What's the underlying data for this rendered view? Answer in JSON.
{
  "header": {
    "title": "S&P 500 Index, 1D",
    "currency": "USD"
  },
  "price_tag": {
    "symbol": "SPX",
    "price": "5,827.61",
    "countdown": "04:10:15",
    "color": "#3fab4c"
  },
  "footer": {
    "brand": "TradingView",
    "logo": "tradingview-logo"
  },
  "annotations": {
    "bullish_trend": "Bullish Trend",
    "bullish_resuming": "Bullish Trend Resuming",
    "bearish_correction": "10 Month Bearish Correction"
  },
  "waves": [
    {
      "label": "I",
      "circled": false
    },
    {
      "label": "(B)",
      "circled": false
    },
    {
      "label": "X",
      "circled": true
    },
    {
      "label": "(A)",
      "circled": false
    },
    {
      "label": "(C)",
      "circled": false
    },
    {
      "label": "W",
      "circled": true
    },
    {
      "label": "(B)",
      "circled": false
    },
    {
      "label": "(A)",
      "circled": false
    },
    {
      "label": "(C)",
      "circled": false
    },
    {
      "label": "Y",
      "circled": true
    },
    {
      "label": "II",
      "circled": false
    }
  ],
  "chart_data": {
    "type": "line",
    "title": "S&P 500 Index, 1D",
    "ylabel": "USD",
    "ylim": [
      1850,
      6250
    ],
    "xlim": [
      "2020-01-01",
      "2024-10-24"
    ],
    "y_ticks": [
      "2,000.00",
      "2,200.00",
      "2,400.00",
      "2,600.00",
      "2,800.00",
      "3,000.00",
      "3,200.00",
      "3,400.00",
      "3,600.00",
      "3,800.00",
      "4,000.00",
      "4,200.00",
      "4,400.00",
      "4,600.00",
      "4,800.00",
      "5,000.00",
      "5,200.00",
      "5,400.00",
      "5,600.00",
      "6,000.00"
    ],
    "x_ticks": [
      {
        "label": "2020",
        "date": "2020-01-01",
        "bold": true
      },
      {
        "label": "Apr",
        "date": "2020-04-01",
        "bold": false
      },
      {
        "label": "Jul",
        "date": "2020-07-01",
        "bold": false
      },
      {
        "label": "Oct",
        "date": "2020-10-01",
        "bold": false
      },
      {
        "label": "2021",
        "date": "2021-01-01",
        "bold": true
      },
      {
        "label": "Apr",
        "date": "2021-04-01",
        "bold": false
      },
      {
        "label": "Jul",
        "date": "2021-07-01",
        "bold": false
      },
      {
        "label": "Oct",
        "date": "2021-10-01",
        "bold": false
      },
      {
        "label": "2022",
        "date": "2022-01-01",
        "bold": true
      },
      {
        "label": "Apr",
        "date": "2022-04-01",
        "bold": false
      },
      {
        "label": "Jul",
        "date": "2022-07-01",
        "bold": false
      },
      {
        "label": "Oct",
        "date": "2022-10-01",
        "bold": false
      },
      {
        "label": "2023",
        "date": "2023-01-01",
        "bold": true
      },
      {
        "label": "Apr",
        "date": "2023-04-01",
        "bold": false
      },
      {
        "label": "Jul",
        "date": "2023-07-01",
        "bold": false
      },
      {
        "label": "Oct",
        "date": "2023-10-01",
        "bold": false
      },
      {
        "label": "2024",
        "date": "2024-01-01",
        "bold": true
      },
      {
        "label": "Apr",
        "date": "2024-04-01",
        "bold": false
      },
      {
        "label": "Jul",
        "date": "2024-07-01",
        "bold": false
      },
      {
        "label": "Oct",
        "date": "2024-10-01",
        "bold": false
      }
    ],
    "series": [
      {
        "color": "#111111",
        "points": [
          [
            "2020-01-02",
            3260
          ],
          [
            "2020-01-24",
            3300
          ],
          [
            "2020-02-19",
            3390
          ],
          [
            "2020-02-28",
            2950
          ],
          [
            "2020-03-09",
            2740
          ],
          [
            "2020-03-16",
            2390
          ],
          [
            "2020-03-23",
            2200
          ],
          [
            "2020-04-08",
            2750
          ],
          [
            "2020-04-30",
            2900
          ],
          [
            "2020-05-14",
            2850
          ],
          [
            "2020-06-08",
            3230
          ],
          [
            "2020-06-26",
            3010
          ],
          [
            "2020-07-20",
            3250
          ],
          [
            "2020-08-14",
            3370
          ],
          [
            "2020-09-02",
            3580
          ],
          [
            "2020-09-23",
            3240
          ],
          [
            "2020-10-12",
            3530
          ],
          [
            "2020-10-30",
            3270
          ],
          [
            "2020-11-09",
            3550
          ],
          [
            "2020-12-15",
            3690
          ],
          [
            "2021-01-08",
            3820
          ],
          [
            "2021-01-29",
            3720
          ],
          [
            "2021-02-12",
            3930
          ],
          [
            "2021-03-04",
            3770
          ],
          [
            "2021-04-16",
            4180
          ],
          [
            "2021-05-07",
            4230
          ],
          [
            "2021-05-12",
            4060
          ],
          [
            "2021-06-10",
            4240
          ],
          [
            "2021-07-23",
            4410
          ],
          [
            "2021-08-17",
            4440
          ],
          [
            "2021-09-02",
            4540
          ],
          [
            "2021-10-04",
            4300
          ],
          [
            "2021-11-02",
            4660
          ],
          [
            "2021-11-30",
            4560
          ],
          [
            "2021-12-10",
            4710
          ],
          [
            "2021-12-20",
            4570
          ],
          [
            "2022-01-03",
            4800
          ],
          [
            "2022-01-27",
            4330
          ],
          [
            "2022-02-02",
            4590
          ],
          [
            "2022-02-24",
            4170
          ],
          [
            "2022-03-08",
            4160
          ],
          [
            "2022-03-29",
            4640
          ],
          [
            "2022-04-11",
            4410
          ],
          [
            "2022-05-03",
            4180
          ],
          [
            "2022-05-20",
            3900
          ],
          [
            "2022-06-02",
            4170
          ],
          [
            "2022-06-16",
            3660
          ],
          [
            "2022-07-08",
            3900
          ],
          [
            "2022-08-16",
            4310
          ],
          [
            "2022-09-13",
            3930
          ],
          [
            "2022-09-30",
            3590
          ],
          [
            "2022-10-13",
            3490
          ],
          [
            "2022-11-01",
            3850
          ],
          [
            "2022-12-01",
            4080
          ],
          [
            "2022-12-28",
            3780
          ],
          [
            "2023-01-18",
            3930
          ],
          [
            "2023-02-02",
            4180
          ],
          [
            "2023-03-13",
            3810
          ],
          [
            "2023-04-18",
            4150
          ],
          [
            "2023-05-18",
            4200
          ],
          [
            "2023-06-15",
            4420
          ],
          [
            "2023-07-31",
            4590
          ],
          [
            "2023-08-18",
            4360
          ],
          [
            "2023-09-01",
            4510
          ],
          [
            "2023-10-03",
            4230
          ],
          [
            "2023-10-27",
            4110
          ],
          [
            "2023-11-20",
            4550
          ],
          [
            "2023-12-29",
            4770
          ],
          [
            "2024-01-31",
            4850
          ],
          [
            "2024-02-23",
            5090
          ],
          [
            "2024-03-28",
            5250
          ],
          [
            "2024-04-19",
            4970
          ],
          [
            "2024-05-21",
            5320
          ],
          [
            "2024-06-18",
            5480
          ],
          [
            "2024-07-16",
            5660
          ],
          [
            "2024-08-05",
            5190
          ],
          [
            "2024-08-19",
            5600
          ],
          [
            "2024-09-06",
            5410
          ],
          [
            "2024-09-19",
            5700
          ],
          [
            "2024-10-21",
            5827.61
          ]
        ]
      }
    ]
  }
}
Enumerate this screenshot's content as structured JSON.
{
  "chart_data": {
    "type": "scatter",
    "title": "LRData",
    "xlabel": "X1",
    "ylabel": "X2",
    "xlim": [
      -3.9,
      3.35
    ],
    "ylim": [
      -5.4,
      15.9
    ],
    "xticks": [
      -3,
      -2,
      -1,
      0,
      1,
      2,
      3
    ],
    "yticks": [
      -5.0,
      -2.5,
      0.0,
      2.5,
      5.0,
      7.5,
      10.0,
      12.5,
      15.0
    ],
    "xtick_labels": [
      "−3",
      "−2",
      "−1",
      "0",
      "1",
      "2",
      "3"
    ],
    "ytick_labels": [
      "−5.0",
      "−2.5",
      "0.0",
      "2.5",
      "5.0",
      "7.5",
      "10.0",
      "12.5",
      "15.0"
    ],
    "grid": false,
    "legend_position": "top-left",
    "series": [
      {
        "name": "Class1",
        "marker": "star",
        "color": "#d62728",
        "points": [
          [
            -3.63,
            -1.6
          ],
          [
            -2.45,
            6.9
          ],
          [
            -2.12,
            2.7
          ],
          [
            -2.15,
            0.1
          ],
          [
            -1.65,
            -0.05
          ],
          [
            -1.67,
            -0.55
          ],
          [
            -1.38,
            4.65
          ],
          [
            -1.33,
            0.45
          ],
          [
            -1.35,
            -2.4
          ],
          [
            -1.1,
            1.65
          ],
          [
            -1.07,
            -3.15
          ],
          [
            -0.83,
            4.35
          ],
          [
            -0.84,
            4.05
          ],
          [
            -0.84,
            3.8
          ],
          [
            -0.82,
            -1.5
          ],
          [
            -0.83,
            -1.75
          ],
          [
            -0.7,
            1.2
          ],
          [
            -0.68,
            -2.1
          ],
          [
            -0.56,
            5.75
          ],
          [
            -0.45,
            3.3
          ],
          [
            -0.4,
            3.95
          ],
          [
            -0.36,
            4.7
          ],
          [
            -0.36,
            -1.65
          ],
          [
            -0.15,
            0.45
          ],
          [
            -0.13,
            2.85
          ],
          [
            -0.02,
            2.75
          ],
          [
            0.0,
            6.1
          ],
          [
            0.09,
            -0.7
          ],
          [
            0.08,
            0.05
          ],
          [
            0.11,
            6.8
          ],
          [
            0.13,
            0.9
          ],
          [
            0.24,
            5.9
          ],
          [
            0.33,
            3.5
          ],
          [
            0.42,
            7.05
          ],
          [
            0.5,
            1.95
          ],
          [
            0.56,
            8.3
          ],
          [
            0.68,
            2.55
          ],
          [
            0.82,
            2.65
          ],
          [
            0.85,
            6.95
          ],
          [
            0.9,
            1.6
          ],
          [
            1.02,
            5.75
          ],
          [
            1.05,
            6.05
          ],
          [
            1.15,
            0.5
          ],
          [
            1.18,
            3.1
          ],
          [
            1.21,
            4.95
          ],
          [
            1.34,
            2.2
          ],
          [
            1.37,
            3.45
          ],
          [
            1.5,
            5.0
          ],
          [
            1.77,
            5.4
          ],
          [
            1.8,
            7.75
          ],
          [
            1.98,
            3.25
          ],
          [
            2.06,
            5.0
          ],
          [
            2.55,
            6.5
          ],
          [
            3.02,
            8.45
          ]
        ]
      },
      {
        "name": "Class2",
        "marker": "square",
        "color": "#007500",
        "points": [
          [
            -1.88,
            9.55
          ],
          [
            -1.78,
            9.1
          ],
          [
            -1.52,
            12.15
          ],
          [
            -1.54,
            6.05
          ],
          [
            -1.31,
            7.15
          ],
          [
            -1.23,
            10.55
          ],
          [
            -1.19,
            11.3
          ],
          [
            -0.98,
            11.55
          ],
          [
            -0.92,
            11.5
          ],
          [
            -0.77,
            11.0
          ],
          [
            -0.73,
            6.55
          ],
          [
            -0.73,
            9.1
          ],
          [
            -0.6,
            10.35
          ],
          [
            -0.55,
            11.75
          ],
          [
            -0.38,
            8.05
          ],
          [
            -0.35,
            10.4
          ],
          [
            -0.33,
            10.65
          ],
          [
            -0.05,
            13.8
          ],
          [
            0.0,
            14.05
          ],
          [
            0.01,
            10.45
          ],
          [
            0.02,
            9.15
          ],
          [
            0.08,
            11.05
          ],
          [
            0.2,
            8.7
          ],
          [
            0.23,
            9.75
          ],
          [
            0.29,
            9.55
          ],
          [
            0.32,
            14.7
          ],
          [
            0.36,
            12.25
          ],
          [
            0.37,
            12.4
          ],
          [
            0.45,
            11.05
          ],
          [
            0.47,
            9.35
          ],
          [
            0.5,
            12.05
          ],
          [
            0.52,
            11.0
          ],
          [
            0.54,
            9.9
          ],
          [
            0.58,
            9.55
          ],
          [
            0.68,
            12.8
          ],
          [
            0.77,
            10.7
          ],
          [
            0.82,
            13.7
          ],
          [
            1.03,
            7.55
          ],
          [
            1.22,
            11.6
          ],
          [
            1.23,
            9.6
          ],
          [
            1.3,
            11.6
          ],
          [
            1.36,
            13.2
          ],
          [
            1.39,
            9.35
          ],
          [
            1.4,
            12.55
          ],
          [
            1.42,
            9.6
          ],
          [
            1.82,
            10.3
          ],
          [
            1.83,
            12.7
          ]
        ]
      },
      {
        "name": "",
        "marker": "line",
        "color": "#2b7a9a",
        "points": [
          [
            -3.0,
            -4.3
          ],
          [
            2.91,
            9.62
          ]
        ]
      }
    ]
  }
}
━━━━━━
## [Given instruction]
For the entries above, count the lines that contain the string "this", and state that number without further comment.

## [Task result]
2